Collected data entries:
<<<<

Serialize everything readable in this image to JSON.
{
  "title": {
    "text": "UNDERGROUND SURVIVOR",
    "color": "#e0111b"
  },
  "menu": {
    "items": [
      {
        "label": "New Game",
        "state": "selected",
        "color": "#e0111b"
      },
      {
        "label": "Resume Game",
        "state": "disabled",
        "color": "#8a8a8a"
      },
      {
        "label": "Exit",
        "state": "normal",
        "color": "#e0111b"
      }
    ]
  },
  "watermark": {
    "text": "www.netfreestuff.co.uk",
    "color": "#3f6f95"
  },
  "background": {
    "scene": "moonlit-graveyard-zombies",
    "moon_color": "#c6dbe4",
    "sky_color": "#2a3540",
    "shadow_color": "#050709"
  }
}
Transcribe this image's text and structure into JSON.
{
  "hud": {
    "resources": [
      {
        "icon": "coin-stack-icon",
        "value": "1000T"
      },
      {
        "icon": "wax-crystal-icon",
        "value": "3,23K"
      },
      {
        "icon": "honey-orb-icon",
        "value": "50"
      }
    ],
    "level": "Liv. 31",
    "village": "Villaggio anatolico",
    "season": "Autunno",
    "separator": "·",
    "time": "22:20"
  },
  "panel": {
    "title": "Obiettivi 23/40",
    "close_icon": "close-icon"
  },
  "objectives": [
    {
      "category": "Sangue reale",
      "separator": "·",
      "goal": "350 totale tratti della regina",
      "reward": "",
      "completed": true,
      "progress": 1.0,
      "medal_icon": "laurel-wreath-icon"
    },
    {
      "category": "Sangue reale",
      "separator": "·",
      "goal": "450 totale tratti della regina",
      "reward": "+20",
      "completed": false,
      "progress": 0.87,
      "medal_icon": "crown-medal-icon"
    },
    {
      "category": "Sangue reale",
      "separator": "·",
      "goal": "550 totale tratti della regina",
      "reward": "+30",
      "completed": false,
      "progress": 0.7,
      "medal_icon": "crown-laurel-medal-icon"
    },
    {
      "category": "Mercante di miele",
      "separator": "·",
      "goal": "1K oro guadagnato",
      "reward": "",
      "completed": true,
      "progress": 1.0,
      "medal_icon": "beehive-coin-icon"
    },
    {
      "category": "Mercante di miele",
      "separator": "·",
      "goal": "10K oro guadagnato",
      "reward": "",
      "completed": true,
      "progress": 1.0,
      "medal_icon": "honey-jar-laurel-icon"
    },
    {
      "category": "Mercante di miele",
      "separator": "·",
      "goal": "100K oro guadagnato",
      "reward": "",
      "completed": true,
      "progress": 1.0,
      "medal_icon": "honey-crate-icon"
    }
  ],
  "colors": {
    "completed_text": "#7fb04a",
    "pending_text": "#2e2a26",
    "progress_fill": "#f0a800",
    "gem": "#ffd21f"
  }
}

>>>>

■ AIM OF THE TASK ■
The records above need to be transcribed in full. Keep every character unchanged.

■ WRITTEN ANSWER ■
Serialize everything readable in this image to JSON.
{
  "title": {
    "text": "UNDERGROUND SURVIVOR",
    "color": "#e0111b"
  },
  "menu": {
    "items": [
      {
        "label": "New Game",
        "state": "selected",
        "color": "#e0111b"
      },
      {
        "label": "Resume Game",
        "state": "disabled",
        "color": "#8a8a8a"
      },
      {
        "label": "Exit",
        "state": "normal",
        "color": "#e0111b"
      }
    ]
  },
  "watermark": {
    "text": "www.netfreestuff.co.uk",
    "color": "#3f6f95"
  },
  "background": {
    "scene": "moonlit-graveyard-zombies",
    "moon_color": "#c6dbe4",
    "sky_color": "#2a3540",
    "shadow_color": "#050709"
  }
}
Transcribe this image's text and structure into JSON.
{
  "hud": {
    "resources": [
      {
        "icon": "coin-stack-icon",
        "value": "1000T"
      },
      {
        "icon": "wax-crystal-icon",
        "value": "3,23K"
      },
      {
        "icon": "honey-orb-icon",
        "value": "50"
      }
    ],
    "level": "Liv. 31",
    "village": "Villaggio anatolico",
    "season": "Autunno",
    "separator": "·",
    "time": "22:20"
  },
  "panel": {
    "title": "Obiettivi 23/40",
    "close_icon": "close-icon"
  },
  "objectives": [
    {
      "category": "Sangue reale",
      "separator": "·",
      "goal": "350 totale tratti della regina",
      "reward": "",
      "completed": true,
      "progress": 1.0,
      "medal_icon": "laurel-wreath-icon"
    },
    {
      "category": "Sangue reale",
      "separator": "·",
      "goal": "450 totale tratti della regina",
      "reward": "+20",
      "completed": false,
      "progress": 0.87,
      "medal_icon": "crown-medal-icon"
    },
    {
      "category": "Sangue reale",
      "separator": "·",
      "goal": "550 totale tratti della regina",
      "reward": "+30",
      "completed": false,
      "progress": 0.7,
      "medal_icon": "crown-laurel-medal-icon"
    },
    {
      "category": "Mercante di miele",
      "separator": "·",
      "goal": "1K oro guadagnato",
      "reward": "",
      "completed": true,
      "progress": 1.0,
      "medal_icon": "beehive-coin-icon"
    },
    {
      "category": "Mercante di miele",
      "separator": "·",
      "goal": "10K oro guadagnato",
      "reward": "",
      "completed": true,
      "progress": 1.0,
      "medal_icon": "honey-jar-laurel-icon"
    },
    {
      "category": "Mercante di miele",
      "separator": "·",
      "goal": "100K oro guadagnato",
      "reward": "",
      "completed": true,
      "progress": 1.0,
      "medal_icon": "honey-crate-icon"
    }
  ],
  "colors": {
    "completed_text": "#7fb04a",
    "pending_text": "#2e2a26",
    "progress_fill": "#f0a800",
    "gem": "#ffd21f"
  }
}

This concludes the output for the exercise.